### Selected excerpt:
************
Finally, we come to Mr Heath, the 'man of principle,' and his colleagues in the Government. That he should, at the last moment, have allowed his followers a free vote can be applauded, as far as it goes — but it doesn't go very far. All summer he deliberately gave the contrary impression. This free vote cannot, therefore, be, for him, a matter of principle at all. It was a tactical manoeuvre, as shrewd as Mr Wilson's tactics have been foolish.

Last July Mr Heath said that Conservative MPs would be going to their constitituencies to "consult the people" — and he then proceeded to twist the arms of any Conservative MPs whose consultations looked like producing a result opposed to the policy on which he was already determined. Most of them, however, needed no arm-twisting. Nothing their constituents might have said would have made the smallest difference to the way they voted in Parliament. The 'Great Debate' was a sham from the start.

Ordinary people realize this perfectly well; which is one reason why their participation in the debate has been so halfhearted. All the opinion polls showed that a vast majority of people expected the Government to take Britain into the Common Market quite regardless of their own wishes in the matter.
************
### Data under study:

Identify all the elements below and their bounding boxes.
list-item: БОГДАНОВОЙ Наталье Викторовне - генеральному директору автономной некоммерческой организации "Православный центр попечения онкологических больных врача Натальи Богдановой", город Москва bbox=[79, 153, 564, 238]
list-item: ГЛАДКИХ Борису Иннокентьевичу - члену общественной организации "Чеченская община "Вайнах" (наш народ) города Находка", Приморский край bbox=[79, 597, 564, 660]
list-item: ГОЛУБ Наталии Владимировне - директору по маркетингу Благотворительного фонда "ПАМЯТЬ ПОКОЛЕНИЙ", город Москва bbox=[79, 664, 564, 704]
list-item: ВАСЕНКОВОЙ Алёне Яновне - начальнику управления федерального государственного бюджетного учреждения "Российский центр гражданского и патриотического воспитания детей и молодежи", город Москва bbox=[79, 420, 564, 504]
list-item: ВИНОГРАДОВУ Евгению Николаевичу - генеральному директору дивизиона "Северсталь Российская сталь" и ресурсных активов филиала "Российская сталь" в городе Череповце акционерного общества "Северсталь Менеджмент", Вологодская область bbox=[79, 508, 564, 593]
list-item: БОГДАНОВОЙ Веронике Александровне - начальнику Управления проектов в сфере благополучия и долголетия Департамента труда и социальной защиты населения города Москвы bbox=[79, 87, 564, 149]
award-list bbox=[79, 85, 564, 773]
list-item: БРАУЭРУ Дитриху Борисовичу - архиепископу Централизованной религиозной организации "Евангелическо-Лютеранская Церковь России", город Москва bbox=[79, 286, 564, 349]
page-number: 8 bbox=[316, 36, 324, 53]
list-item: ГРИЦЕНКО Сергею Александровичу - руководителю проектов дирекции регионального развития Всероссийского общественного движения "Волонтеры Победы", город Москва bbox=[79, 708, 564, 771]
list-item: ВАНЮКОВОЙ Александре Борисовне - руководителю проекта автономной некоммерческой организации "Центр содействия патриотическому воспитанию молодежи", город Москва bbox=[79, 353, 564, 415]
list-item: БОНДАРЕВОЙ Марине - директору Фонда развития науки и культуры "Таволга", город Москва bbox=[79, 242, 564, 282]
************
### Problem 1:
List every phrase that the Common Market excerpt puts inside quotation marks.
### Problem 2:
According to the Common Market excerpt, what did all the opinion polls show?
### Problem 3:
Rewrite the paragraph of the Common Market excerpt that begins "Last July Mr Heath said" as a shorter bulleted list that keeps its main facts.

### Response area 1:
- man of principle
- consult the people
- Great Debate

### Response area 2:
A vast majority of people expected the Government to take Britain into the Common Market regardless of their own wishes.

### Response area 3:
- Last July Mr Heath said Conservative MPs would go to their constituencies to "consult the people."
- He then pressured any Conservative MPs whose consultations seemed likely to go against the policy he had already settled on.
- Most needed no pressure, since nothing their constituents said would have changed how they voted in Parliament.
- The 'Great Debate' was a sham from the start.